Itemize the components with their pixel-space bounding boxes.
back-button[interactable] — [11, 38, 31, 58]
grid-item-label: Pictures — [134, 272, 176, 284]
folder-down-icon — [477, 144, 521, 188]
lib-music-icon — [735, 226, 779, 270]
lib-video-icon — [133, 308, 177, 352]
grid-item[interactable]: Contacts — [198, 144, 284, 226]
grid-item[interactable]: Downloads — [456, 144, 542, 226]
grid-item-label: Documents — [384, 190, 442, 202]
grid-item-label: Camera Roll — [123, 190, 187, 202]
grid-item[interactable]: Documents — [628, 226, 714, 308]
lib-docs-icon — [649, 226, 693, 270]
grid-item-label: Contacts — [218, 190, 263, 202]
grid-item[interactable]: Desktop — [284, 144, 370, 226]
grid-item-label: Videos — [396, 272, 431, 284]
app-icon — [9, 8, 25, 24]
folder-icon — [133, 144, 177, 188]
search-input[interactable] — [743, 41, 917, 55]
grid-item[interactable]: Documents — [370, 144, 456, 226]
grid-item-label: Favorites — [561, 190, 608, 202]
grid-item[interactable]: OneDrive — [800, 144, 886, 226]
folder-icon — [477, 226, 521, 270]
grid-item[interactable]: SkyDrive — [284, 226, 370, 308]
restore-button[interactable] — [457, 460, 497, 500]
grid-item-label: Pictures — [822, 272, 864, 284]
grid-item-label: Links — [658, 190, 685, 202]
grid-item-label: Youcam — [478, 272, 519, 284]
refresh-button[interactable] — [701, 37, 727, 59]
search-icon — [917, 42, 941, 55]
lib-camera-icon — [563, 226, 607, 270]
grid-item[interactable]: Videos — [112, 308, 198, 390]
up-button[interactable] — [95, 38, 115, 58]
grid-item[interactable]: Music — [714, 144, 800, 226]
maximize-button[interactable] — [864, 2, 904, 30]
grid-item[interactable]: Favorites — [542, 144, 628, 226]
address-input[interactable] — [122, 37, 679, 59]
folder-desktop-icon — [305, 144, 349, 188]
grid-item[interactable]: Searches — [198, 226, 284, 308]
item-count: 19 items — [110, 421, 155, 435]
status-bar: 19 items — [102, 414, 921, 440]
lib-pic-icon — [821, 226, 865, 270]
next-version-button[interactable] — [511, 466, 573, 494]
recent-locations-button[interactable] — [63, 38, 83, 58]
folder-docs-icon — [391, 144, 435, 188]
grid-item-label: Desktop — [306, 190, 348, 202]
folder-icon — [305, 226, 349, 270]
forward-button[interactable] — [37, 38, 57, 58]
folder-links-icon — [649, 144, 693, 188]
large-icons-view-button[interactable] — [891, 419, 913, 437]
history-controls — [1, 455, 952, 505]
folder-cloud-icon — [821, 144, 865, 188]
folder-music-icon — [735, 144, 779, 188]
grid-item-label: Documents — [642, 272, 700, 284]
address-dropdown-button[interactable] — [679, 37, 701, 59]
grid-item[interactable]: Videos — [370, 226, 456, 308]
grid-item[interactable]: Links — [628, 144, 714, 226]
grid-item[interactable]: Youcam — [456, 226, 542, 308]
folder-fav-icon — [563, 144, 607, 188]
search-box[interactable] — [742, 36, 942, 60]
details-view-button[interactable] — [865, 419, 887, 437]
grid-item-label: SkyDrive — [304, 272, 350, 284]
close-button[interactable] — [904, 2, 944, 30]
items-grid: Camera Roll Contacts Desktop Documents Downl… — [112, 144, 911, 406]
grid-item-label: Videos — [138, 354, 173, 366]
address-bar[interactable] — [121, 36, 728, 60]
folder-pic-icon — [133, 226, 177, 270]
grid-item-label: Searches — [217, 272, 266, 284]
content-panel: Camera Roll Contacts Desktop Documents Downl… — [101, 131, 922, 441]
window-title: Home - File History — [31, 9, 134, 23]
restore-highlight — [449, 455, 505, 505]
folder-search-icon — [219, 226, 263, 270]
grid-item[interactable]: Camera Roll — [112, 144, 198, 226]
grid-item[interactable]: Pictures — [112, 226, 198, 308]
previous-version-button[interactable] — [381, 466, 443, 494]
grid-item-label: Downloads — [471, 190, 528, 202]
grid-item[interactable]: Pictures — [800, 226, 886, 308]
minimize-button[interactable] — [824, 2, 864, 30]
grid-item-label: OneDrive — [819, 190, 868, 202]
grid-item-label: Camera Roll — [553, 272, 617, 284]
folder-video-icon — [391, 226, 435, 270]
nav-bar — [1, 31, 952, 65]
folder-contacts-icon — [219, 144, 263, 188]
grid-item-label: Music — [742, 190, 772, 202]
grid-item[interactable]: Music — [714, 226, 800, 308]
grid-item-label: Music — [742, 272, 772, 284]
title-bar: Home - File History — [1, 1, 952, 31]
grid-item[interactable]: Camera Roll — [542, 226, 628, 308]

───

TO DO: Rewrite the data from its first line through the line containing "grid-item-label: Camera Roll — [123, 190, 187, 202]", inclusive, and swap "Contacts" for "People" while leaving everything else unchanged. Give only those lines.

ANSWER:
Itemize the components with their pixel-space bounding boxes.
back-button[interactable] — [11, 38, 31, 58]
grid-item-label: Pictures — [134, 272, 176, 284]
folder-down-icon — [477, 144, 521, 188]
lib-music-icon — [735, 226, 779, 270]
lib-video-icon — [133, 308, 177, 352]
grid-item[interactable]: People — [198, 144, 284, 226]
grid-item[interactable]: Downloads — [456, 144, 542, 226]
grid-item-label: Documents — [384, 190, 442, 202]
grid-item-label: Camera Roll — [123, 190, 187, 202]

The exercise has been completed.